→ TEXTE SOURCE
Pendant les deux heures qui suivirent, je crus à chaque minute toucher à mon dernier moment, non seulement les Taugwalder, entièrement énervés, étaient incapables de me prêter la moindre assistance, mais ils avaient tellement perdu la tête qu’à chaque pas je craignais de les voir glisser. Nous finîmes pourtant par faire ce qui eût dû être fait dès le commencement de la descente, c’est-à-dire par fixer des cordes aux rochers les plus solides pour aider notre marche ; ces cordes furent coupées et abandonnées[1]. Nous restâmes en outre attachés l’un à l’autre. Les guides terrifiés n’osaient presque pas avancer, même avec ce secours supplémentaire ; le vieux Pierre se tourna vers moi à plusieurs reprises, me répétant avec emphase, la figure blême et tremblant de tous ses membres : Je ne puis pas !

→ CONSIGNES DE L'EXERCICE
Rédigez la suite du récit de descente en montagne présenté plus haut, en reprenant juste après sa dernière phrase. Les enregistrements ci-après proviennent d'une source distincte de ce texte.

→ JEU DE DONNÉES

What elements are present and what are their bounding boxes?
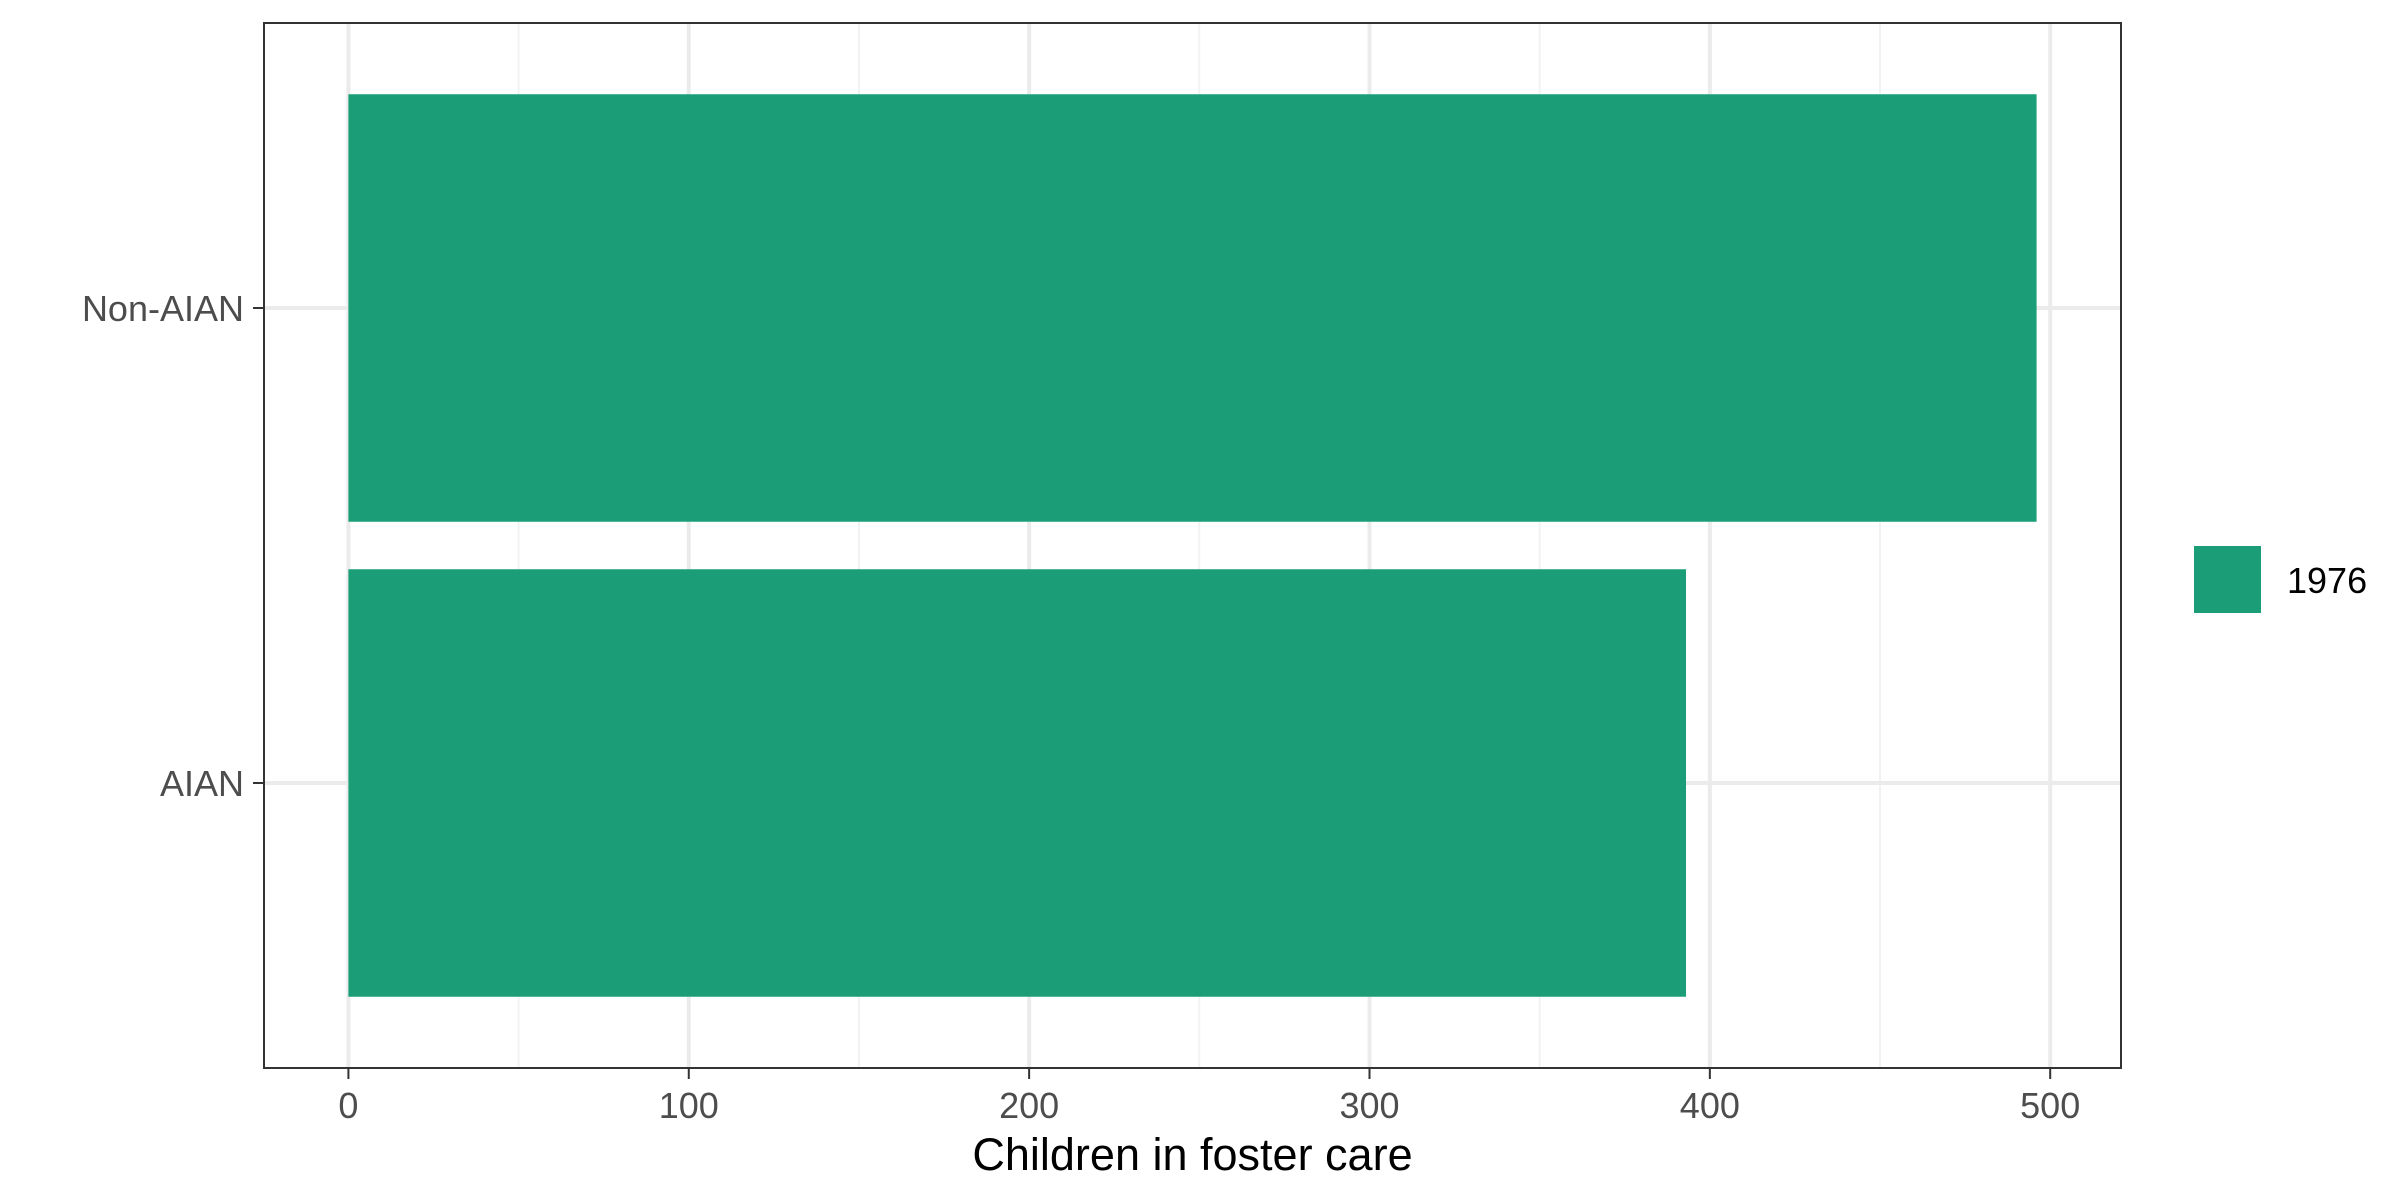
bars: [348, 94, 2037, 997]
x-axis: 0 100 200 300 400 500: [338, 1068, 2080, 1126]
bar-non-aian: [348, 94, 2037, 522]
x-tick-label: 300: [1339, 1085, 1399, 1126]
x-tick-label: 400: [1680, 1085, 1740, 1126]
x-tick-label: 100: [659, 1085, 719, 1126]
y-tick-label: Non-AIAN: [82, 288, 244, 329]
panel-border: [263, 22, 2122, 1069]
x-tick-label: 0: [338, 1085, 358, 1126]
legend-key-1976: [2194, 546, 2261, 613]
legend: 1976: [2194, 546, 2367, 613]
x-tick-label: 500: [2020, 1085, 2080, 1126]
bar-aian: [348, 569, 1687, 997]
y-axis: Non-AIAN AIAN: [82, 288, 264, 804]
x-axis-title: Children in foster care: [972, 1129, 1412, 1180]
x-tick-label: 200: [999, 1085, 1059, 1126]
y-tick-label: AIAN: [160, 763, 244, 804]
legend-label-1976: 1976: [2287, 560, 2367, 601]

→ RÉPONSE ATTENDUE
Vers six heures du soir, nous arrivâmes à la neige sur l’arête qui descend vers Zermatt, et nous fûmes dès lors à l’abri de tout danger. Nous fîmes souvent de vaines tentatives pour découvrir quelques traces de nos infortunés compagnons ; penchés par-dessus l’arête, nous les appelâmes de toutes nos forces ; aucune voix ne nous répondit. Convaincus à la fin qu’ils étaient hors de la portée de la vue et du son, nous cessâmes

  1. Ces bouts de corde sont, je le crois, restés attachés aux rochers ; ils marquent ainsi la ligne que nous avons suivie en montant et en descendant.